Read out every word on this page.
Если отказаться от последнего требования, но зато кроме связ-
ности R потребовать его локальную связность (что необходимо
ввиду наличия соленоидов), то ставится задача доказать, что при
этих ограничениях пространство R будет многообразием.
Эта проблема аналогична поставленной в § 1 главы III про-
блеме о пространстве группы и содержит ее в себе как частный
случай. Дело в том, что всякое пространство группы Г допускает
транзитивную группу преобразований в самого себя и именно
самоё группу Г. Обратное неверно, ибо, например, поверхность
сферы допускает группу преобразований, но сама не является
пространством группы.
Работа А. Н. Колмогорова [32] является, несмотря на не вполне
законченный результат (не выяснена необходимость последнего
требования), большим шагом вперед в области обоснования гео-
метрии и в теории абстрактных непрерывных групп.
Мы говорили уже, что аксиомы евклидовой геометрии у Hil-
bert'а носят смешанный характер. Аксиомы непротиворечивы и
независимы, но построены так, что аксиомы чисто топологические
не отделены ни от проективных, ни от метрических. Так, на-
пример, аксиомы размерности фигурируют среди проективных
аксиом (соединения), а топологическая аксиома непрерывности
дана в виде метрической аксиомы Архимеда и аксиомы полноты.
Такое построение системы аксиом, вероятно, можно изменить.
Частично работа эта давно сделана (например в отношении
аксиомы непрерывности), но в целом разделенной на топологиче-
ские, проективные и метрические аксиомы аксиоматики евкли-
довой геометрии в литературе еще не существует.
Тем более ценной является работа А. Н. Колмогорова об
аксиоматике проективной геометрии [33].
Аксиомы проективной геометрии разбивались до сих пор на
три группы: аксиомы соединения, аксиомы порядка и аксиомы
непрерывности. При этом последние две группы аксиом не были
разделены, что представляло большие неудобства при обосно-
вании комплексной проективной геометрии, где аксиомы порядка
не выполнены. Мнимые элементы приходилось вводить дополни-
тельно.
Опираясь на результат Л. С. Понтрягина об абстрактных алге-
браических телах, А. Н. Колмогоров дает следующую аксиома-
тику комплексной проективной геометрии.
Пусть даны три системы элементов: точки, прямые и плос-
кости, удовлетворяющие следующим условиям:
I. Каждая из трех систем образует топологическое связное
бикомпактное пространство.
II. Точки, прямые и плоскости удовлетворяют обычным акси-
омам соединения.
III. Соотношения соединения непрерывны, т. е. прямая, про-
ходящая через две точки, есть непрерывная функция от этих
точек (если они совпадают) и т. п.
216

**YOUR TASK:**
Select all lines in the listing above where the word "допускает" appears, and show them.

**EXERCISE RESPONSE:**
случай. Дело в том, что всякое пространство группы Г допускает
сферы допускает группу преобразований, но сама не является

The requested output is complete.